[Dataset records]
↓

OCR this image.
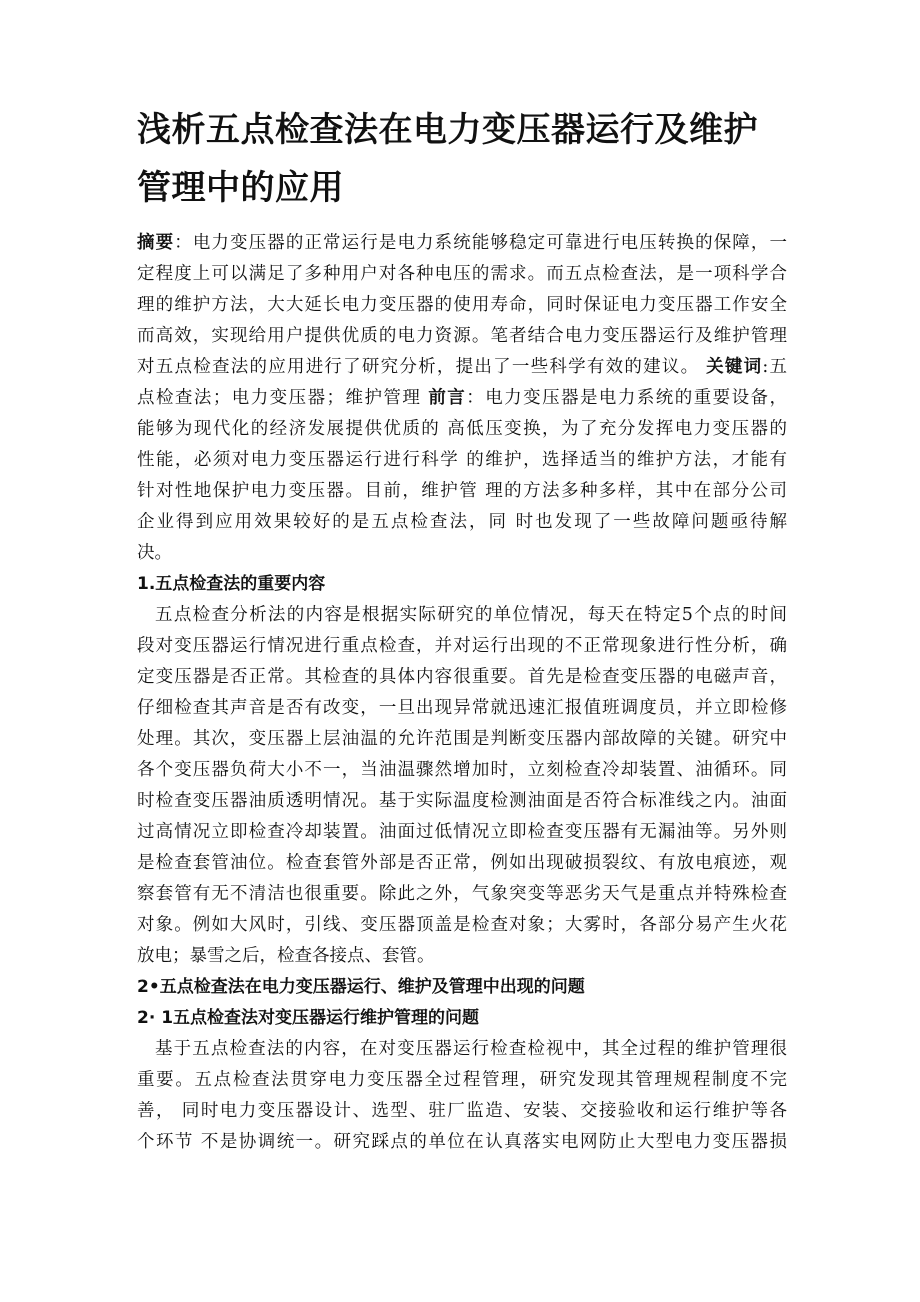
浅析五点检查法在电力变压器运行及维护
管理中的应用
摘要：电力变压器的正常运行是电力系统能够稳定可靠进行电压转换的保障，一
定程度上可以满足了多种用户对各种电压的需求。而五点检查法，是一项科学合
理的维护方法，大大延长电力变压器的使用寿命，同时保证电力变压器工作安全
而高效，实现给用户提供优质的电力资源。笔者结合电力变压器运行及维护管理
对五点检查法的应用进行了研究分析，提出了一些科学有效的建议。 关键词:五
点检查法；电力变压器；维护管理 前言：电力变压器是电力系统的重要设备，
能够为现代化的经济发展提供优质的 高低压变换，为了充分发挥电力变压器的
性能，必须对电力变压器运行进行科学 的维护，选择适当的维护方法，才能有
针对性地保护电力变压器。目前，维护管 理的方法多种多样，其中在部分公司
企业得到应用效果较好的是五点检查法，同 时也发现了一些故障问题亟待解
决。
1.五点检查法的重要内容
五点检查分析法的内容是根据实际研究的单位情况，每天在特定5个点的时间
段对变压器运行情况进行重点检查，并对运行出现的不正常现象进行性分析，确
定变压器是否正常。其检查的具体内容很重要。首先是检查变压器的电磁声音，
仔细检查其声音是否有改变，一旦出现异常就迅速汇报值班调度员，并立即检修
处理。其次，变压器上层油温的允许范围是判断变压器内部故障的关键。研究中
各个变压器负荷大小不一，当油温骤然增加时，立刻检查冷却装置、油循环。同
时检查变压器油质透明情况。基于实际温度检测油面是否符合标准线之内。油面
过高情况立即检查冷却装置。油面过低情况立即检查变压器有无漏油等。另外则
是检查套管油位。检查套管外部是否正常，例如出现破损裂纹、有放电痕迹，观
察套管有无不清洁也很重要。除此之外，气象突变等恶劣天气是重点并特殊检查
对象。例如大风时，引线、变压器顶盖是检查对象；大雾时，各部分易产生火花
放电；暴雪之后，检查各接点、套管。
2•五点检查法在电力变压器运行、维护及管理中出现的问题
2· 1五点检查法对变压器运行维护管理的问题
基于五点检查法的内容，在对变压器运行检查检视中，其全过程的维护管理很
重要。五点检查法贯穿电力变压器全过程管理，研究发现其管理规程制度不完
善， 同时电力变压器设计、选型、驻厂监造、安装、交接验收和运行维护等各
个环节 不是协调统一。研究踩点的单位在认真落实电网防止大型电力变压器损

↑

All preceding records should be duplicated verbatim, images excepted.

OCR this image.
浅析五点检查法在电力变压器运行及维护
管理中的应用
摘要：电力变压器的正常运行是电力系统能够稳定可靠进行电压转换的保障，一
定程度上可以满足了多种用户对各种电压的需求。而五点检查法，是一项科学合
理的维护方法，大大延长电力变压器的使用寿命，同时保证电力变压器工作安全
而高效，实现给用户提供优质的电力资源。笔者结合电力变压器运行及维护管理
对五点检查法的应用进行了研究分析，提出了一些科学有效的建议。 关键词:五
点检查法；电力变压器；维护管理 前言：电力变压器是电力系统的重要设备，
能够为现代化的经济发展提供优质的 高低压变换，为了充分发挥电力变压器的
性能，必须对电力变压器运行进行科学 的维护，选择适当的维护方法，才能有
针对性地保护电力变压器。目前，维护管 理的方法多种多样，其中在部分公司
企业得到应用效果较好的是五点检查法，同 时也发现了一些故障问题亟待解
决。
1.五点检查法的重要内容
五点检查分析法的内容是根据实际研究的单位情况，每天在特定5个点的时间
段对变压器运行情况进行重点检查，并对运行出现的不正常现象进行性分析，确
定变压器是否正常。其检查的具体内容很重要。首先是检查变压器的电磁声音，
仔细检查其声音是否有改变，一旦出现异常就迅速汇报值班调度员，并立即检修
处理。其次，变压器上层油温的允许范围是判断变压器内部故障的关键。研究中
各个变压器负荷大小不一，当油温骤然增加时，立刻检查冷却装置、油循环。同
时检查变压器油质透明情况。基于实际温度检测油面是否符合标准线之内。油面
过高情况立即检查冷却装置。油面过低情况立即检查变压器有无漏油等。另外则
是检查套管油位。检查套管外部是否正常，例如出现破损裂纹、有放电痕迹，观
察套管有无不清洁也很重要。除此之外，气象突变等恶劣天气是重点并特殊检查
对象。例如大风时，引线、变压器顶盖是检查对象；大雾时，各部分易产生火花
放电；暴雪之后，检查各接点、套管。
2•五点检查法在电力变压器运行、维护及管理中出现的问题
2· 1五点检查法对变压器运行维护管理的问题
基于五点检查法的内容，在对变压器运行检查检视中，其全过程的维护管理很
重要。五点检查法贯穿电力变压器全过程管理，研究发现其管理规程制度不完
善， 同时电力变压器设计、选型、驻厂监造、安装、交接验收和运行维护等各
个环节 不是协调统一。研究踩点的单位在认真落实电网防止大型电力变压器损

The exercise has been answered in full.